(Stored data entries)

····················

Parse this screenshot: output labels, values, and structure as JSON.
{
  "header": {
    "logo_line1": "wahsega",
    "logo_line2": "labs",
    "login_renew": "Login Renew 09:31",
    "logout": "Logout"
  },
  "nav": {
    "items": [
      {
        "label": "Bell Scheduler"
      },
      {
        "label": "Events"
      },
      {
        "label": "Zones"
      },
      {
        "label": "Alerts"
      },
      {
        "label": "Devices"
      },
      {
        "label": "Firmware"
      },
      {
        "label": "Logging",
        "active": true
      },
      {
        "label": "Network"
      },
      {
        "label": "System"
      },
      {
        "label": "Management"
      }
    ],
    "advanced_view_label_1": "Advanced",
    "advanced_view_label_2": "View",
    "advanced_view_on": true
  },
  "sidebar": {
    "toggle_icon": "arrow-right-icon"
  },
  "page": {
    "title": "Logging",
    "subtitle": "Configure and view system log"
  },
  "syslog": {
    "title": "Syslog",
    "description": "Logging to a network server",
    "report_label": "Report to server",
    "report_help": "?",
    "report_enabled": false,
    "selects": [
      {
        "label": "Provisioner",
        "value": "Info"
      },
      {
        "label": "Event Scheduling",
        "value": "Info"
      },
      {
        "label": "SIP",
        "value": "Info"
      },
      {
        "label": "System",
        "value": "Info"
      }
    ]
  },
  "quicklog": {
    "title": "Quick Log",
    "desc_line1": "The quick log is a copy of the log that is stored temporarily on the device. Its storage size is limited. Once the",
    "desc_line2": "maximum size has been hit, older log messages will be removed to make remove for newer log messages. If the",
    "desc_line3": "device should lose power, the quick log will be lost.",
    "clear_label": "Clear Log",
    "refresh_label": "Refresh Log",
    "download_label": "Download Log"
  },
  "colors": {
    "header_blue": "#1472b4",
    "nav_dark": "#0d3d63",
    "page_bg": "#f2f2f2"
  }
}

····················

• Task objective
Every line of the data above should be copied exactly.

• Task output
Parse this screenshot: output labels, values, and structure as JSON.
{
  "header": {
    "logo_line1": "wahsega",
    "logo_line2": "labs",
    "login_renew": "Login Renew 09:31",
    "logout": "Logout"
  },
  "nav": {
    "items": [
      {
        "label": "Bell Scheduler"
      },
      {
        "label": "Events"
      },
      {
        "label": "Zones"
      },
      {
        "label": "Alerts"
      },
      {
        "label": "Devices"
      },
      {
        "label": "Firmware"
      },
      {
        "label": "Logging",
        "active": true
      },
      {
        "label": "Network"
      },
      {
        "label": "System"
      },
      {
        "label": "Management"
      }
    ],
    "advanced_view_label_1": "Advanced",
    "advanced_view_label_2": "View",
    "advanced_view_on": true
  },
  "sidebar": {
    "toggle_icon": "arrow-right-icon"
  },
  "page": {
    "title": "Logging",
    "subtitle": "Configure and view system log"
  },
  "syslog": {
    "title": "Syslog",
    "description": "Logging to a network server",
    "report_label": "Report to server",
    "report_help": "?",
    "report_enabled": false,
    "selects": [
      {
        "label": "Provisioner",
        "value": "Info"
      },
      {
        "label": "Event Scheduling",
        "value": "Info"
      },
      {
        "label": "SIP",
        "value": "Info"
      },
      {
        "label": "System",
        "value": "Info"
      }
    ]
  },
  "quicklog": {
    "title": "Quick Log",
    "desc_line1": "The quick log is a copy of the log that is stored temporarily on the device. Its storage size is limited. Once the",
    "desc_line2": "maximum size has been hit, older log messages will be removed to make remove for newer log messages. If the",
    "desc_line3": "device should lose power, the quick log will be lost.",
    "clear_label": "Clear Log",
    "refresh_label": "Refresh Log",
    "download_label": "Download Log"
  },
  "colors": {
    "header_blue": "#1472b4",
    "nav_dark": "#0d3d63",
    "page_bg": "#f2f2f2"
  }
}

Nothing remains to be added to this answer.